# TASK REQUIREMENTS
Go through the entries below and copy each line containing the word "JSON".

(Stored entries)
↓

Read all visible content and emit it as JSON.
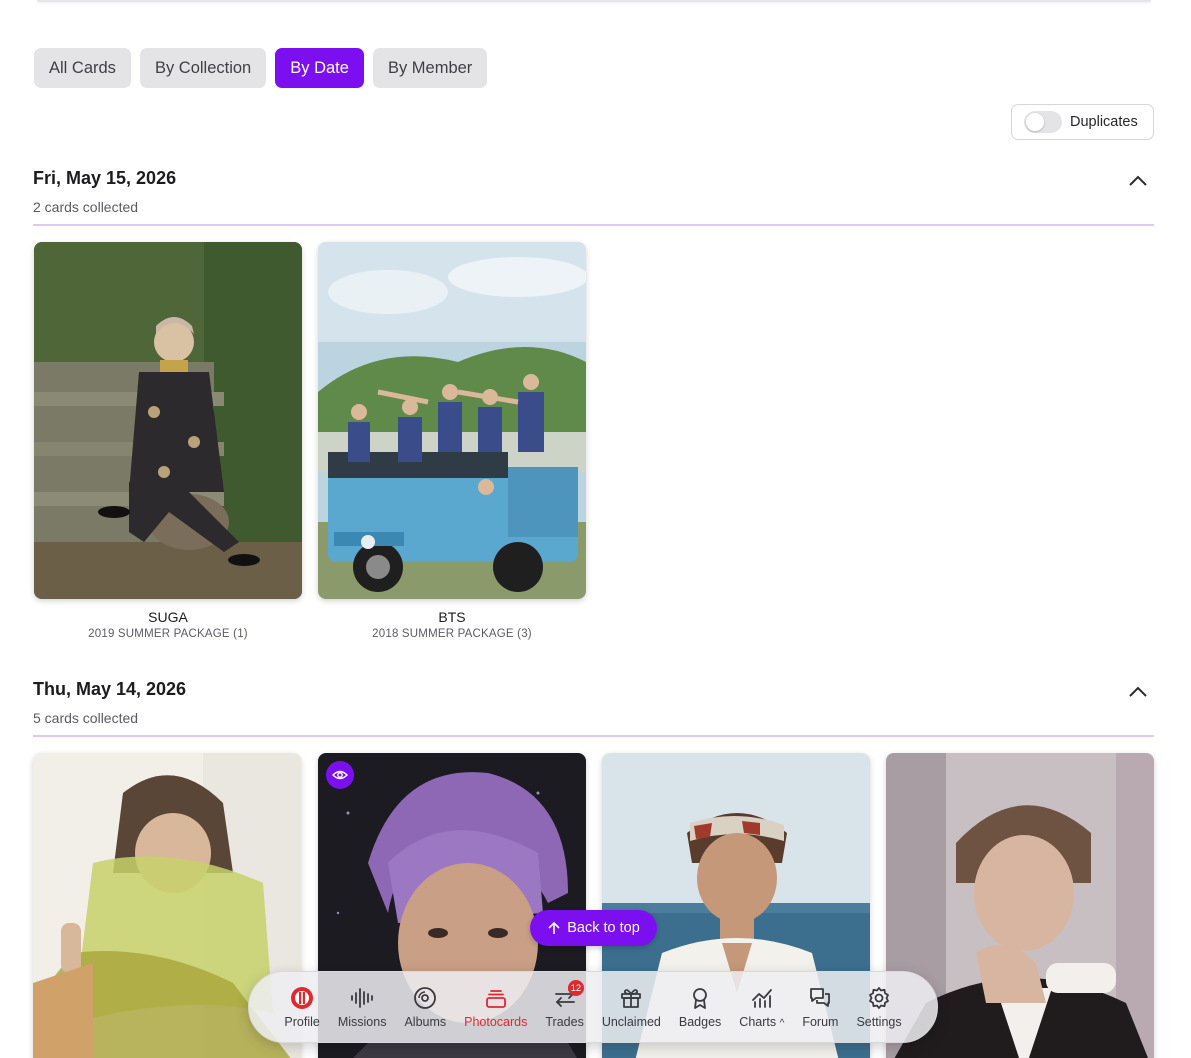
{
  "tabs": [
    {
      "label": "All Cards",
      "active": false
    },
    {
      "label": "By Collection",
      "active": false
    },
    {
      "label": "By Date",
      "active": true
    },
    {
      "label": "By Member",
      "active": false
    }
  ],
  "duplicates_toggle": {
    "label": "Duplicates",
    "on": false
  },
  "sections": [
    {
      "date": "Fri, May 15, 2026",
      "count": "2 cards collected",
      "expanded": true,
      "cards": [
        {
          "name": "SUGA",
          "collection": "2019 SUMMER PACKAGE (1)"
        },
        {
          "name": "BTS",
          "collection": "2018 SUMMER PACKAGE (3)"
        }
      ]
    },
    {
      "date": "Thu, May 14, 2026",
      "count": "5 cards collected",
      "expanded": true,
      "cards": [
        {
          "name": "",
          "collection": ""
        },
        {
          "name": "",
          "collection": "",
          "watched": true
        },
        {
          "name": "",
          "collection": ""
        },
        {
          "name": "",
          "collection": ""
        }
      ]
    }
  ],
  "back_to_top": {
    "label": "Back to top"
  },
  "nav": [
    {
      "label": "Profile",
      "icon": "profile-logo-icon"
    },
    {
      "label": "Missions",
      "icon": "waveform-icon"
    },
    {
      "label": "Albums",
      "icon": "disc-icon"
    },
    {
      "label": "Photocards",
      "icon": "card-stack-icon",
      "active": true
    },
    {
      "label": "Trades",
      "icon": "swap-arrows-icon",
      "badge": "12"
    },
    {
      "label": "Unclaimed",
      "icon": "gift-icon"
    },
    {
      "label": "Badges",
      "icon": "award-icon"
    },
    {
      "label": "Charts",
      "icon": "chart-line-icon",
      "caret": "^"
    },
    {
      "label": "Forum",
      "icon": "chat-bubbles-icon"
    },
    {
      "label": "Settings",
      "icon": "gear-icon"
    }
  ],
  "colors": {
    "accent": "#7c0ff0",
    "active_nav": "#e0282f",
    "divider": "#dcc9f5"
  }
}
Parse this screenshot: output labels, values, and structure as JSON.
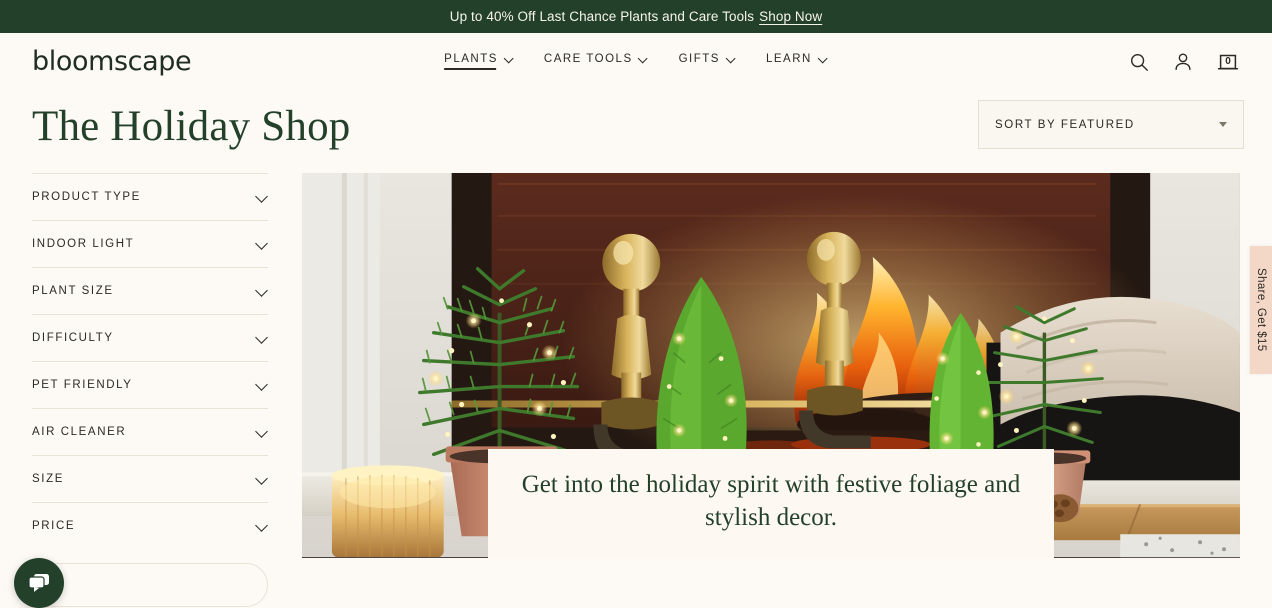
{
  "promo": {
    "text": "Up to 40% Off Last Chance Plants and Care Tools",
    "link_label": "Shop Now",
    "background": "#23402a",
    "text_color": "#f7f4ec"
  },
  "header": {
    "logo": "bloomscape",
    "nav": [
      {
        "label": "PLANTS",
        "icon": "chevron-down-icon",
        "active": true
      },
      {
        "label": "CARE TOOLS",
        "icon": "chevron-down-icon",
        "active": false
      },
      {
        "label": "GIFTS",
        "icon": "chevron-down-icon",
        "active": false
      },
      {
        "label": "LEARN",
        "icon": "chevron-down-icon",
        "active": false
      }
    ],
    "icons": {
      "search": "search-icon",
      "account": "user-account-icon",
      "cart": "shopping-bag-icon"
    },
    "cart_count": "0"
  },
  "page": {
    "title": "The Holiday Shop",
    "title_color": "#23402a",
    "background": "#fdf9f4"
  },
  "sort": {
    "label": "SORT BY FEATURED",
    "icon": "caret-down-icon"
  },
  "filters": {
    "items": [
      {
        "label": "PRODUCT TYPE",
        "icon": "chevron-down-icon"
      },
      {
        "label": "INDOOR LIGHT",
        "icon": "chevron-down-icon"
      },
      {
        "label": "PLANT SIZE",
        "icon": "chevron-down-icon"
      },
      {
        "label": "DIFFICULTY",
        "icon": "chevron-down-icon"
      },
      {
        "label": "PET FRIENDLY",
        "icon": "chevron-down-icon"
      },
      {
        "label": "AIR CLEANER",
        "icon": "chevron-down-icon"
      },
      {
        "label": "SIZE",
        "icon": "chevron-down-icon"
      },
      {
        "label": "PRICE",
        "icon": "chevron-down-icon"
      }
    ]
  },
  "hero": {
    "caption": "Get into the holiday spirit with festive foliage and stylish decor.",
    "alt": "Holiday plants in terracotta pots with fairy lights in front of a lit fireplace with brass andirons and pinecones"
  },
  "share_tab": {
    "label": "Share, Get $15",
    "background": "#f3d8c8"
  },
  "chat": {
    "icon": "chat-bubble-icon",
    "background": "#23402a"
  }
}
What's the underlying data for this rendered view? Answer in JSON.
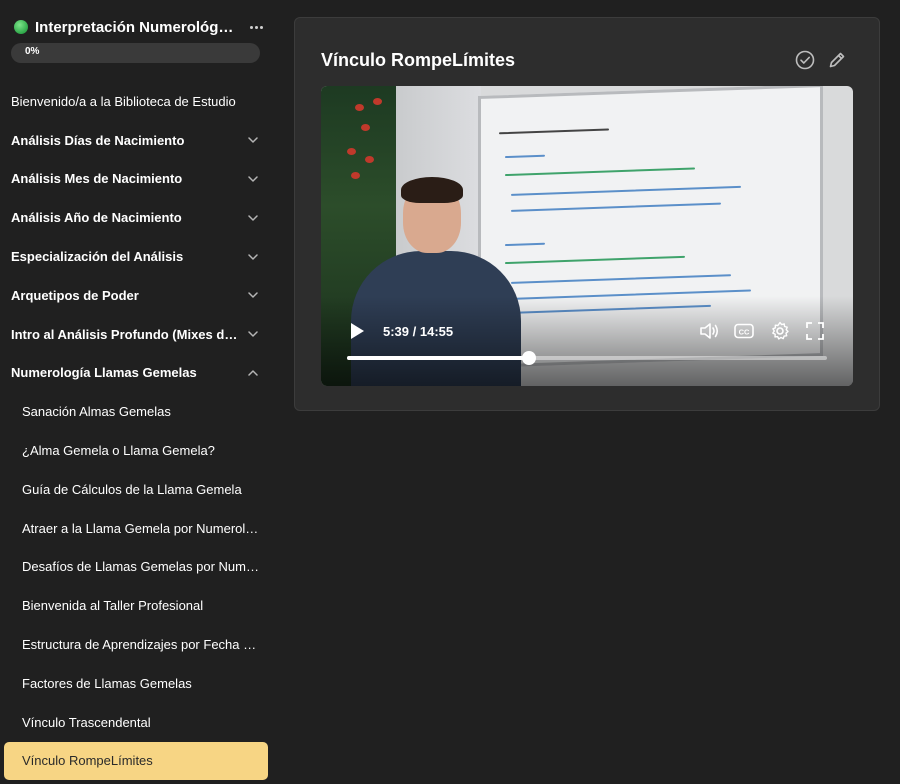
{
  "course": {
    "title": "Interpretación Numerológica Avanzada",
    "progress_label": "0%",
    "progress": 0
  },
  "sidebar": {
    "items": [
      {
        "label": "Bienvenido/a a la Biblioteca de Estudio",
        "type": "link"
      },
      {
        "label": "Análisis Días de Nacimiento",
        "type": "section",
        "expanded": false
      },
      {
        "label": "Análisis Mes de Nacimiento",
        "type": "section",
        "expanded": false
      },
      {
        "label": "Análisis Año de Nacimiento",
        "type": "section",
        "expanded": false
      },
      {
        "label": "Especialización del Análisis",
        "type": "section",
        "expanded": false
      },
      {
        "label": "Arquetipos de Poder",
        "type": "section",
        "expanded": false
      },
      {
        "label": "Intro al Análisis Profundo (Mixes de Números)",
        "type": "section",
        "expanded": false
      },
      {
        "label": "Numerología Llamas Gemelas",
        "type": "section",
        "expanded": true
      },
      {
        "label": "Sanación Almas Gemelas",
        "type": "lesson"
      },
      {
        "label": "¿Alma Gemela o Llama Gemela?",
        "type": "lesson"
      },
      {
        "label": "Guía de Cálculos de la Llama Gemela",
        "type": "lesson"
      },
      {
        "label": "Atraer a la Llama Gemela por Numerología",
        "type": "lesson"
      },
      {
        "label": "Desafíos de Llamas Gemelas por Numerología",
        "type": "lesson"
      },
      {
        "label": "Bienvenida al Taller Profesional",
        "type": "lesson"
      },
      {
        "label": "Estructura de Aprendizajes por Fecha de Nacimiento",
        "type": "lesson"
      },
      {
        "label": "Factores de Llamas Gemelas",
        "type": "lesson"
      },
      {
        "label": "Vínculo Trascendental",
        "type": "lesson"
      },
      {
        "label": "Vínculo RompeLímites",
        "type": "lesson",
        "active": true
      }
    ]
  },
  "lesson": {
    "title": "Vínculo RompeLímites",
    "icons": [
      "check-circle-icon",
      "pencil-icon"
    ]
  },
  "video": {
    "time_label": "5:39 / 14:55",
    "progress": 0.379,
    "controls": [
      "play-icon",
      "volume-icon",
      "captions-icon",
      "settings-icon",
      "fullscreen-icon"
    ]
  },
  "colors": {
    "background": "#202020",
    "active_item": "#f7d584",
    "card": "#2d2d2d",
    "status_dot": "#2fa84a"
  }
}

↑

# RESPONSE TO THIS TASK
Read all visible content and emit it as JSON.
Parse this screenshot: output labels, values, and structure as JSON.
What's the underlying data for this rendered view? Answer in JSON.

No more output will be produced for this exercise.